++++ The records ++++
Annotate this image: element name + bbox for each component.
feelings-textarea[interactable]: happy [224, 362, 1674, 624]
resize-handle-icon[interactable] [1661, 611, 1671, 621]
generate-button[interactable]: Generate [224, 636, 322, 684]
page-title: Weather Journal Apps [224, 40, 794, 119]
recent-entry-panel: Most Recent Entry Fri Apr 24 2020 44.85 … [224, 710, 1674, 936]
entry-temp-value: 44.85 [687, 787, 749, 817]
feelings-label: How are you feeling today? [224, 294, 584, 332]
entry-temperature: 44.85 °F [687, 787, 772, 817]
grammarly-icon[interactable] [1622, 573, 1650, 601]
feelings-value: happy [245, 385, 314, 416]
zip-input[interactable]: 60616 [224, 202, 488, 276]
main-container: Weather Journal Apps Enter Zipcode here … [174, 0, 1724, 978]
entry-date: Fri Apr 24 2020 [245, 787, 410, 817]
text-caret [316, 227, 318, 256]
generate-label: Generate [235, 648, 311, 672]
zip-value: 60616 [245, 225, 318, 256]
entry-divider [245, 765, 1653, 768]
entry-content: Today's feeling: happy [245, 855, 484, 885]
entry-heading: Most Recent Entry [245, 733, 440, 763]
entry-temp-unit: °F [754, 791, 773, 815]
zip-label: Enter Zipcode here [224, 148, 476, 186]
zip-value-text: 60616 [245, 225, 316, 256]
++++
-- Written request --
Copy every line of the records above verbatim, keeping each character, name and number unchanged.

-- Exercise output --
Annotate this image: element name + bbox for each component.
feelings-textarea[interactable]: happy [224, 362, 1674, 624]
resize-handle-icon[interactable] [1661, 611, 1671, 621]
generate-button[interactable]: Generate [224, 636, 322, 684]
page-title: Weather Journal Apps [224, 40, 794, 119]
recent-entry-panel: Most Recent Entry Fri Apr 24 2020 44.85 … [224, 710, 1674, 936]
entry-temp-value: 44.85 [687, 787, 749, 817]
feelings-label: How are you feeling today? [224, 294, 584, 332]
entry-temperature: 44.85 °F [687, 787, 772, 817]
grammarly-icon[interactable] [1622, 573, 1650, 601]
feelings-value: happy [245, 385, 314, 416]
zip-input[interactable]: 60616 [224, 202, 488, 276]
main-container: Weather Journal Apps Enter Zipcode here … [174, 0, 1724, 978]
entry-date: Fri Apr 24 2020 [245, 787, 410, 817]
text-caret [316, 227, 318, 256]
generate-label: Generate [235, 648, 311, 672]
zip-value: 60616 [245, 225, 318, 256]
entry-divider [245, 765, 1653, 768]
entry-content: Today's feeling: happy [245, 855, 484, 885]
entry-heading: Most Recent Entry [245, 733, 440, 763]
entry-temp-unit: °F [754, 791, 773, 815]
zip-label: Enter Zipcode here [224, 148, 476, 186]
zip-value-text: 60616 [245, 225, 316, 256]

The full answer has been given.